GOAL: For each line below that includes the word "name", make a copy.
Begin DATA FOR THIS TASK
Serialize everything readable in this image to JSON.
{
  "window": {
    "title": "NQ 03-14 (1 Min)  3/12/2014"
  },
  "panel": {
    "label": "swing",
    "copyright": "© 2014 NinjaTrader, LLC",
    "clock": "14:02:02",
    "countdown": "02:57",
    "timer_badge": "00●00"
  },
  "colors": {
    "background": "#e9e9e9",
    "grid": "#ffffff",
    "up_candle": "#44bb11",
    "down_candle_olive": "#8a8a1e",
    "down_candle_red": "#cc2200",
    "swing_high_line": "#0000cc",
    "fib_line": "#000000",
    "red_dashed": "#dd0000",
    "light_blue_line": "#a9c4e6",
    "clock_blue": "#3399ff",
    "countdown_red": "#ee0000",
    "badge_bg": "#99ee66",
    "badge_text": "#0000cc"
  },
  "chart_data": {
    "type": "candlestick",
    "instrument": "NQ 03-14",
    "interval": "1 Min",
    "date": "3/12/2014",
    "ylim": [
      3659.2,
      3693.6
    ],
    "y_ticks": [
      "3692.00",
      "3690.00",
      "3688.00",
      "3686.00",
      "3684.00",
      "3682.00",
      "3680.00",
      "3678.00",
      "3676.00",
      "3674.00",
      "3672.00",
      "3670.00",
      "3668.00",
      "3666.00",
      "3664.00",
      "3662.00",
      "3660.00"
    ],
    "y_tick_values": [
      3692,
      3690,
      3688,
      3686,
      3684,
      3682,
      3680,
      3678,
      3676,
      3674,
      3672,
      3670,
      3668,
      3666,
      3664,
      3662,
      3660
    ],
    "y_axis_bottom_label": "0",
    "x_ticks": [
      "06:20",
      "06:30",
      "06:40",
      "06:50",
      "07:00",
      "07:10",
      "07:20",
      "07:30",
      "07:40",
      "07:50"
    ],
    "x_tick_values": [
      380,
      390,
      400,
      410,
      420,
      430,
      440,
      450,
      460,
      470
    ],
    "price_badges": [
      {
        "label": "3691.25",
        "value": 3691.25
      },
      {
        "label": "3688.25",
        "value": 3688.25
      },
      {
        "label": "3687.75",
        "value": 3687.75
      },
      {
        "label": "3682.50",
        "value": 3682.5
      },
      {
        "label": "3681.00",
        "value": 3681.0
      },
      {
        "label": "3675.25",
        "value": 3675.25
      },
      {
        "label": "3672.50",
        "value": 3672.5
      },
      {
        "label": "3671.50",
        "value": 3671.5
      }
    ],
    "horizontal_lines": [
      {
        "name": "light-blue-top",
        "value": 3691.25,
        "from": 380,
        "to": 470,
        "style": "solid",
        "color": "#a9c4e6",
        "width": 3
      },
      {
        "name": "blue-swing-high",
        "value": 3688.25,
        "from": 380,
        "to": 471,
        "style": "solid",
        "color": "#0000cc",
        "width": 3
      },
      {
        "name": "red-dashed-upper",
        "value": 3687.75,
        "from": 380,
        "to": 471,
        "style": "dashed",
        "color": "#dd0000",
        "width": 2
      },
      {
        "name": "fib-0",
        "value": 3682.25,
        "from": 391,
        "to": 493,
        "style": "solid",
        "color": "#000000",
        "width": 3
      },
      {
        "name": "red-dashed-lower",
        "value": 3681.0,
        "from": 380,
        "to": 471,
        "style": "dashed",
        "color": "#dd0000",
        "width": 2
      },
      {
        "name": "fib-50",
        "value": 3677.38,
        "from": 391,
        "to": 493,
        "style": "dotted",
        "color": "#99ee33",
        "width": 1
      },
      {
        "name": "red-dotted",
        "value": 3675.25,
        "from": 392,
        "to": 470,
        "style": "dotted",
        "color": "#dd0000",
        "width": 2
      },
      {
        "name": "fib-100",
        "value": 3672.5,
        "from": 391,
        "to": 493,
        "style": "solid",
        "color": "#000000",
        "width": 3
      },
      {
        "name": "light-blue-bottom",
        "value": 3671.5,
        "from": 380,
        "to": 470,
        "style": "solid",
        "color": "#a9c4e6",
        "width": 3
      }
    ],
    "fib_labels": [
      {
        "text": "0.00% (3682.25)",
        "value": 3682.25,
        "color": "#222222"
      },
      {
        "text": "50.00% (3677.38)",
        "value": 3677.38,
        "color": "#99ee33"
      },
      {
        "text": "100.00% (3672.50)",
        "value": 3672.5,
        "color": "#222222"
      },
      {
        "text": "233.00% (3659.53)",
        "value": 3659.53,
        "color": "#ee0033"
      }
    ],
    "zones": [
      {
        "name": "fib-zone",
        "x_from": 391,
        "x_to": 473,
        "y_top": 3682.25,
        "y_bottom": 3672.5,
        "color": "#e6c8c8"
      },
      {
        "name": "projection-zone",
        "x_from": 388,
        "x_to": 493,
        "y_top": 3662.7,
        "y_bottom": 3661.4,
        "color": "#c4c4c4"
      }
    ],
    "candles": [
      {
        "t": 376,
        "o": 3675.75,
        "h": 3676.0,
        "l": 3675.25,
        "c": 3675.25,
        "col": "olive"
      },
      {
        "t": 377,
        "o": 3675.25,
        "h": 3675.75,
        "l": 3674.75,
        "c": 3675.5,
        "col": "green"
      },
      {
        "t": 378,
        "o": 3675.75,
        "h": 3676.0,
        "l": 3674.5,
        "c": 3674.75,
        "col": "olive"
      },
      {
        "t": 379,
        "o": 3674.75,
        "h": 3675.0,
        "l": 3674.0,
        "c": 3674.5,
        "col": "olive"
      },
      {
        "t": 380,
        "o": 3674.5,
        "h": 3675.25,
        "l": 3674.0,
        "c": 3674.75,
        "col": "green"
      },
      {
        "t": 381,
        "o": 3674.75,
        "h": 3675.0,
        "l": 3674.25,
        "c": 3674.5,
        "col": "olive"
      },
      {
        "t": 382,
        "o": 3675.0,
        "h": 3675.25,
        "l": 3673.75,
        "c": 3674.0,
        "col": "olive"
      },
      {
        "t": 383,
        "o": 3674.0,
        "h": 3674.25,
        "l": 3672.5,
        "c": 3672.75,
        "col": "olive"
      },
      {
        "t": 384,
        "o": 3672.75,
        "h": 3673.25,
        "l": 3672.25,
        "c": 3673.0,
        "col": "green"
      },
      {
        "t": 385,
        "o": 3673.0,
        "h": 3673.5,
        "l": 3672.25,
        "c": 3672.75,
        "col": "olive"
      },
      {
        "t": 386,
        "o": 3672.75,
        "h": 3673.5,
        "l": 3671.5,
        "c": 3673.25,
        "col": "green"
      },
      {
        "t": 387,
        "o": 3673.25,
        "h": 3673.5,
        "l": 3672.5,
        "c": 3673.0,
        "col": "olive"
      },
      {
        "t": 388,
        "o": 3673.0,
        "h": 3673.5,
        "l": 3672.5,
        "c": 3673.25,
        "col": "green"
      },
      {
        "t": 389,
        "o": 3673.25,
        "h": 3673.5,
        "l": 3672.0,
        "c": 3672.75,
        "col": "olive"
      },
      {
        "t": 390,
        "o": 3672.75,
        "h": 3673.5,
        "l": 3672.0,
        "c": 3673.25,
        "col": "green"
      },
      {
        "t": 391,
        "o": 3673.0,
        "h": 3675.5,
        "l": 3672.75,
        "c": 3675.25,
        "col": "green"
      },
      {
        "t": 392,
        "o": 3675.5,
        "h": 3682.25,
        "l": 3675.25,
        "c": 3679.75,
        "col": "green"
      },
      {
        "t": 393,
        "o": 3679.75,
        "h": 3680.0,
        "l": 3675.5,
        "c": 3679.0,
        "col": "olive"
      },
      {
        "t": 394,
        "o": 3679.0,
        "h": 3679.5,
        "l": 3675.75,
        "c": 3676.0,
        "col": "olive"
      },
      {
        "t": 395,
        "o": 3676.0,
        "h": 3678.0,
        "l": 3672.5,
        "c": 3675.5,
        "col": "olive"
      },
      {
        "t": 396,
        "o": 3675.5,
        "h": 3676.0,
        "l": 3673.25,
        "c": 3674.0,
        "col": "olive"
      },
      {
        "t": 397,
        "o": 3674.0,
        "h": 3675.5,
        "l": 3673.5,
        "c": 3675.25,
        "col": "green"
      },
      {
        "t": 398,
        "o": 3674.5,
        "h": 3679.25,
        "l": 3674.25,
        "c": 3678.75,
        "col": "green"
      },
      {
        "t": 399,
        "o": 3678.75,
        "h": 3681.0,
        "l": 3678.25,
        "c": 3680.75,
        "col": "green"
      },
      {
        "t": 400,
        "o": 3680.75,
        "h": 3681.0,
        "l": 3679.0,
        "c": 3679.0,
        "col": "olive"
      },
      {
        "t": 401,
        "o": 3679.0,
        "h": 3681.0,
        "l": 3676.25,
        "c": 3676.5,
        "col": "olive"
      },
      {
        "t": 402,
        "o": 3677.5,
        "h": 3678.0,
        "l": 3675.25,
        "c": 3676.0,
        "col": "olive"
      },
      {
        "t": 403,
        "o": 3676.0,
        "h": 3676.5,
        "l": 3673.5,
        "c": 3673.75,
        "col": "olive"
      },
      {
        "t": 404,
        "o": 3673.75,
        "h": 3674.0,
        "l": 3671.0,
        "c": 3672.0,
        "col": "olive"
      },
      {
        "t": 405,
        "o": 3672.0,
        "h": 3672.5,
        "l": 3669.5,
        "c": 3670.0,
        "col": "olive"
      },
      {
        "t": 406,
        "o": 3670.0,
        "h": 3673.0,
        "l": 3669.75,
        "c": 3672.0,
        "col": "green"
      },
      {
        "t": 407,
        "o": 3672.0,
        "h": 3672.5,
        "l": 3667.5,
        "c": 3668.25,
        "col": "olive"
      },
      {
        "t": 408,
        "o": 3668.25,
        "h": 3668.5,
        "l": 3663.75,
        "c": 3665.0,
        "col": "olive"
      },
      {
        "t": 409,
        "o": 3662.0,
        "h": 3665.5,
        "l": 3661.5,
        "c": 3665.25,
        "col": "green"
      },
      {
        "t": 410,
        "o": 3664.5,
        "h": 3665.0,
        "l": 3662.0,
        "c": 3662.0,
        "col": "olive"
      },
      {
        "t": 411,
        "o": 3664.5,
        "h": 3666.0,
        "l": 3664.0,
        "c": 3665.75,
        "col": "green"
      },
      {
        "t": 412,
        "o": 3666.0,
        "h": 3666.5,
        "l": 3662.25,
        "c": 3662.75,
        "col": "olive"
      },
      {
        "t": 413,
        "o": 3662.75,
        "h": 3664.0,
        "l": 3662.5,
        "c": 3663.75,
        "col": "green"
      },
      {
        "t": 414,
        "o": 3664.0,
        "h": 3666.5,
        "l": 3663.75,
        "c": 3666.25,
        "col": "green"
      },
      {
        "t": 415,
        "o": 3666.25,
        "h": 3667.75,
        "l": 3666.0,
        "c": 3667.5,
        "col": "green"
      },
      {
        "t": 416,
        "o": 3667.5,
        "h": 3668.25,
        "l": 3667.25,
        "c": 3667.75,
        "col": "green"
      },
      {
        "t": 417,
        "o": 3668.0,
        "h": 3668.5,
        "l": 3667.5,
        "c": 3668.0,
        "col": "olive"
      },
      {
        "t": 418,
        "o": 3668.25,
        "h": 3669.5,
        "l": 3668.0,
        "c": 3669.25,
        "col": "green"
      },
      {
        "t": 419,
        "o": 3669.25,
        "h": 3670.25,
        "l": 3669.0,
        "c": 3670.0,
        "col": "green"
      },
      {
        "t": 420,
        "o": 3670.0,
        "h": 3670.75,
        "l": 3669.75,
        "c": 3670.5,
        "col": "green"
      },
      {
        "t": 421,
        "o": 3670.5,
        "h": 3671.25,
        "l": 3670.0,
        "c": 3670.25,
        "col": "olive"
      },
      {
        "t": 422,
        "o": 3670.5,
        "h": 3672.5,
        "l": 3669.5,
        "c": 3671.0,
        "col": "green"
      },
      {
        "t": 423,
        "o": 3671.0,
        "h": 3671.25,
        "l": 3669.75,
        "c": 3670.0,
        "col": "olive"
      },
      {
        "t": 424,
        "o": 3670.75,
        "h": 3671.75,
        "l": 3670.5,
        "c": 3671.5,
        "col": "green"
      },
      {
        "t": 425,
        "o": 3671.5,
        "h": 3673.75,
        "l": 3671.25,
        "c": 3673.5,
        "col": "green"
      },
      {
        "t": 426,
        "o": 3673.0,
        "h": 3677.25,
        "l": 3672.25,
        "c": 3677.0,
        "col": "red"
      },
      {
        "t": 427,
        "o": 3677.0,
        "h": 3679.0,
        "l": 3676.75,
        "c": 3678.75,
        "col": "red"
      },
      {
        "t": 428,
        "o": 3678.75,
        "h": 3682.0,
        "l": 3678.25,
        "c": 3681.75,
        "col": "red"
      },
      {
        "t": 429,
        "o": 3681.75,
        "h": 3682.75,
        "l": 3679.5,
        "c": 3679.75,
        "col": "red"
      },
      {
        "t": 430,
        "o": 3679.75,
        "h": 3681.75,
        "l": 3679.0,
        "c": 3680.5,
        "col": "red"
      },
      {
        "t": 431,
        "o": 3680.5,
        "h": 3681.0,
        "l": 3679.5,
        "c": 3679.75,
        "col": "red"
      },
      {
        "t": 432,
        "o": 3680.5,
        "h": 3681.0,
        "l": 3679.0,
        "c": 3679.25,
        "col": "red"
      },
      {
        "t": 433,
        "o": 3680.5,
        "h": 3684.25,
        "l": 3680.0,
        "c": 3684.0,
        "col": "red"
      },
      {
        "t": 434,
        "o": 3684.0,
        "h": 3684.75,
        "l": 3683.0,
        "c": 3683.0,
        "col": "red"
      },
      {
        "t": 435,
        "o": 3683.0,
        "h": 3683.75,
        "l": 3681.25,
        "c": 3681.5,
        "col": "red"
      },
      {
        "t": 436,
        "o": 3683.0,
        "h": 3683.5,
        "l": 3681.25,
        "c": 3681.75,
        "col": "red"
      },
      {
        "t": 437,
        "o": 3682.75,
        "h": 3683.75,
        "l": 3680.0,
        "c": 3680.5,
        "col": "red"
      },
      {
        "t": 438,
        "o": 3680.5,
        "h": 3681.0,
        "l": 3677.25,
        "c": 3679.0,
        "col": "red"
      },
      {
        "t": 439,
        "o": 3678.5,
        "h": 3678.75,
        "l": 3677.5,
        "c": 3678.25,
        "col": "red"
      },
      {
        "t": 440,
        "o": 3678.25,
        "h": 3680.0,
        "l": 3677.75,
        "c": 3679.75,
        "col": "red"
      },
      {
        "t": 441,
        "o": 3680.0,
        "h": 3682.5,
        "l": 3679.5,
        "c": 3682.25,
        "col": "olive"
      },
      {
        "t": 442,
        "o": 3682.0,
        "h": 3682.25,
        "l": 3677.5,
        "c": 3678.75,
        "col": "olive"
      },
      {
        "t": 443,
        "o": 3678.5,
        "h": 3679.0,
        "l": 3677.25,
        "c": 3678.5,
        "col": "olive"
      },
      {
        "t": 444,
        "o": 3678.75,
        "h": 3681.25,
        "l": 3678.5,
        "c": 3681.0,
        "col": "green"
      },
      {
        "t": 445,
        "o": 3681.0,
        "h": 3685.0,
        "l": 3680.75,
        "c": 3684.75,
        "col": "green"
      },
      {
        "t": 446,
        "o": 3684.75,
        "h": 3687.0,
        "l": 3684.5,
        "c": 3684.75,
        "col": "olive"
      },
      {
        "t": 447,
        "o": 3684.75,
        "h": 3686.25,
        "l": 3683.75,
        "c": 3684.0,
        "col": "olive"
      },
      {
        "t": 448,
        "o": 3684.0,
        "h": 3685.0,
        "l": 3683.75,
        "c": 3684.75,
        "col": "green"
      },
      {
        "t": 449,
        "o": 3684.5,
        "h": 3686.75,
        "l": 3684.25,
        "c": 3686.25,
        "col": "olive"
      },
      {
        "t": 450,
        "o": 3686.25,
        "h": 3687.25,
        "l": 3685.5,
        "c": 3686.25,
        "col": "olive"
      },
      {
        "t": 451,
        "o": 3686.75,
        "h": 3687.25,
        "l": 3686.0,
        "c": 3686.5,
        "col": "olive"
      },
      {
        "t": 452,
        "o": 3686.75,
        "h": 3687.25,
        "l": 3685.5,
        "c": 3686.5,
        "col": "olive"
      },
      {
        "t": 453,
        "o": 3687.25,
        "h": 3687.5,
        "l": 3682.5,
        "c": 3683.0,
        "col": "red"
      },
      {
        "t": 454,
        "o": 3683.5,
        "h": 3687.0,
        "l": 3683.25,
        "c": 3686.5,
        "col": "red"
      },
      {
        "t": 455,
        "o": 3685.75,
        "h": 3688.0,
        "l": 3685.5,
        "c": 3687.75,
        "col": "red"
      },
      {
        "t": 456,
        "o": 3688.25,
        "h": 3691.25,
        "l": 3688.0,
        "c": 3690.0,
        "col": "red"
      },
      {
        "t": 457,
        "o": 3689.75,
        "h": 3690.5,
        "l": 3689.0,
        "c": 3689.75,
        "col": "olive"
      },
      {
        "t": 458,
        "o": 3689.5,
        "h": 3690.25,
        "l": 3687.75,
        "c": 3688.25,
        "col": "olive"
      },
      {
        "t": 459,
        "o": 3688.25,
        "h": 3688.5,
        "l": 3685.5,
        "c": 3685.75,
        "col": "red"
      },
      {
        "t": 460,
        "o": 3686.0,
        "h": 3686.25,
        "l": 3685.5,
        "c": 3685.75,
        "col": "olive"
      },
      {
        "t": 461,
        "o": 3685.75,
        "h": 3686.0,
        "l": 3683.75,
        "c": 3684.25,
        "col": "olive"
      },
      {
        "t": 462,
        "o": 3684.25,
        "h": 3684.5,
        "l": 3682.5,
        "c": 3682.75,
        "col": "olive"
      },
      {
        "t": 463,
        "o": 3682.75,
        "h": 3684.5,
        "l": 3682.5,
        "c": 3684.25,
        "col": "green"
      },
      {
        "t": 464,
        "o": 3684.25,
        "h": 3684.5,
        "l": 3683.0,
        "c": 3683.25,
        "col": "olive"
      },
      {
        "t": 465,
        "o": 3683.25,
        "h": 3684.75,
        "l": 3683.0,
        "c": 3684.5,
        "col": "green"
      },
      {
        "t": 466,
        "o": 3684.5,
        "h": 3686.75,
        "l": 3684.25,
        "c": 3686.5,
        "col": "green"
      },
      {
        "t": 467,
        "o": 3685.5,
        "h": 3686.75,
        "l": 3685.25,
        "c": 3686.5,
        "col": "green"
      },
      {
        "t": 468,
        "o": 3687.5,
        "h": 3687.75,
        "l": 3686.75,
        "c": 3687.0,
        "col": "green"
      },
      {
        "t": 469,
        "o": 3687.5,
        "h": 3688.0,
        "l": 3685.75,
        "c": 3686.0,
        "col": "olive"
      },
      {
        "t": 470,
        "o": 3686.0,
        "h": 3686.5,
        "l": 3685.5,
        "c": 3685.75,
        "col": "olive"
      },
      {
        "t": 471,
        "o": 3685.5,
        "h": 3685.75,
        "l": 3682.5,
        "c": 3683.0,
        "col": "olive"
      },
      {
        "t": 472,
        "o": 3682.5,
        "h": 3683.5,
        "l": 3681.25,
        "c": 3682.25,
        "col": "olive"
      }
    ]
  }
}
End DATA FOR THIS TASK
RESULT FOR THIS TASK:
        "name": "light-blue-top",
        "name": "blue-swing-high",
        "name": "red-dashed-upper",
        "name": "fib-0",
        "name": "red-dashed-lower",
        "name": "fib-50",
        "name": "red-dotted",
        "name": "fib-100",
        "name": "light-blue-bottom",
        "name": "fib-zone",
        "name": "projection-zone",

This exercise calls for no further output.